-- Exercise --
Repeat the records below exactly.

-- Input material --

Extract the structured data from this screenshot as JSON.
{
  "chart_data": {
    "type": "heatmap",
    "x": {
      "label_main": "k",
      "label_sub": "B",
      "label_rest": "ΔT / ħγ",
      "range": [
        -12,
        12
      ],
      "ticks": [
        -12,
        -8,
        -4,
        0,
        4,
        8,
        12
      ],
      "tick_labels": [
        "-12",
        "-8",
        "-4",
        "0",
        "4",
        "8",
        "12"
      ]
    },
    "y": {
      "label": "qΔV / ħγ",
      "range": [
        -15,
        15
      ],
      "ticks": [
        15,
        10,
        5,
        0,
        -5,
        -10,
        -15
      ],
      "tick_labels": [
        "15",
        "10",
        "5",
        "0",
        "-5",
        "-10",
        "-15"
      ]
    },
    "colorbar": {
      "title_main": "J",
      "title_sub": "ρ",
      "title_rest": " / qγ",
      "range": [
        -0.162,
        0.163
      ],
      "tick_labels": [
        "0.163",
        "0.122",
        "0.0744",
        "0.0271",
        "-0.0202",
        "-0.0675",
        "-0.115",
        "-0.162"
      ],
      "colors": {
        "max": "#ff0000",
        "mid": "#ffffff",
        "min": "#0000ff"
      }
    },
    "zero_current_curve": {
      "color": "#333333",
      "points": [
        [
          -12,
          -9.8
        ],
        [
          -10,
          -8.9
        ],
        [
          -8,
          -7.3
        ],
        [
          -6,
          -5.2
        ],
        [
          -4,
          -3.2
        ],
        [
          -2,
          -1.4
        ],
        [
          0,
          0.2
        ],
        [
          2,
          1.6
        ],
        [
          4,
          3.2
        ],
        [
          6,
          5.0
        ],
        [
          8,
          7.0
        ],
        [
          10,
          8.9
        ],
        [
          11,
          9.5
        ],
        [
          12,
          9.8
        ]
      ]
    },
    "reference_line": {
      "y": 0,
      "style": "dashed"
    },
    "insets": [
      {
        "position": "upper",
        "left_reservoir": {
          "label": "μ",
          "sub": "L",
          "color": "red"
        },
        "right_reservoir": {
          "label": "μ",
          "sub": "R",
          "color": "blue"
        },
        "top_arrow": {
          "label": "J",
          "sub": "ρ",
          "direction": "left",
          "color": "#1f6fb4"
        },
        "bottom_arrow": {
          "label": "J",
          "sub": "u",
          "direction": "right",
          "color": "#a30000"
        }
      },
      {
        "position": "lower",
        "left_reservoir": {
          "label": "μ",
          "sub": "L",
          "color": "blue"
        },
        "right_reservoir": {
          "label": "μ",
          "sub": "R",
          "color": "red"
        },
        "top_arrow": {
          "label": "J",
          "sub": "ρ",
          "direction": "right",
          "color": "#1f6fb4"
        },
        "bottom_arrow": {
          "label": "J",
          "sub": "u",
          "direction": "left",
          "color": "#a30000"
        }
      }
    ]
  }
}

-- Correct output --
Extract the structured data from this screenshot as JSON.
{
  "chart_data": {
    "type": "heatmap",
    "x": {
      "label_main": "k",
      "label_sub": "B",
      "label_rest": "ΔT / ħγ",
      "range": [
        -12,
        12
      ],
      "ticks": [
        -12,
        -8,
        -4,
        0,
        4,
        8,
        12
      ],
      "tick_labels": [
        "-12",
        "-8",
        "-4",
        "0",
        "4",
        "8",
        "12"
      ]
    },
    "y": {
      "label": "qΔV / ħγ",
      "range": [
        -15,
        15
      ],
      "ticks": [
        15,
        10,
        5,
        0,
        -5,
        -10,
        -15
      ],
      "tick_labels": [
        "15",
        "10",
        "5",
        "0",
        "-5",
        "-10",
        "-15"
      ]
    },
    "colorbar": {
      "title_main": "J",
      "title_sub": "ρ",
      "title_rest": " / qγ",
      "range": [
        -0.162,
        0.163
      ],
      "tick_labels": [
        "0.163",
        "0.122",
        "0.0744",
        "0.0271",
        "-0.0202",
        "-0.0675",
        "-0.115",
        "-0.162"
      ],
      "colors": {
        "max": "#ff0000",
        "mid": "#ffffff",
        "min": "#0000ff"
      }
    },
    "zero_current_curve": {
      "color": "#333333",
      "points": [
        [
          -12,
          -9.8
        ],
        [
          -10,
          -8.9
        ],
        [
          -8,
          -7.3
        ],
        [
          -6,
          -5.2
        ],
        [
          -4,
          -3.2
        ],
        [
          -2,
          -1.4
        ],
        [
          0,
          0.2
        ],
        [
          2,
          1.6
        ],
        [
          4,
          3.2
        ],
        [
          6,
          5.0
        ],
        [
          8,
          7.0
        ],
        [
          10,
          8.9
        ],
        [
          11,
          9.5
        ],
        [
          12,
          9.8
        ]
      ]
    },
    "reference_line": {
      "y": 0,
      "style": "dashed"
    },
    "insets": [
      {
        "position": "upper",
        "left_reservoir": {
          "label": "μ",
          "sub": "L",
          "color": "red"
        },
        "right_reservoir": {
          "label": "μ",
          "sub": "R",
          "color": "blue"
        },
        "top_arrow": {
          "label": "J",
          "sub": "ρ",
          "direction": "left",
          "color": "#1f6fb4"
        },
        "bottom_arrow": {
          "label": "J",
          "sub": "u",
          "direction": "right",
          "color": "#a30000"
        }
      },
      {
        "position": "lower",
        "left_reservoir": {
          "label": "μ",
          "sub": "L",
          "color": "blue"
        },
        "right_reservoir": {
          "label": "μ",
          "sub": "R",
          "color": "red"
        },
        "top_arrow": {
          "label": "J",
          "sub": "ρ",
          "direction": "right",
          "color": "#1f6fb4"
        },
        "bottom_arrow": {
          "label": "J",
          "sub": "u",
          "direction": "left",
          "color": "#a30000"
        }
      }
    ]
  }
}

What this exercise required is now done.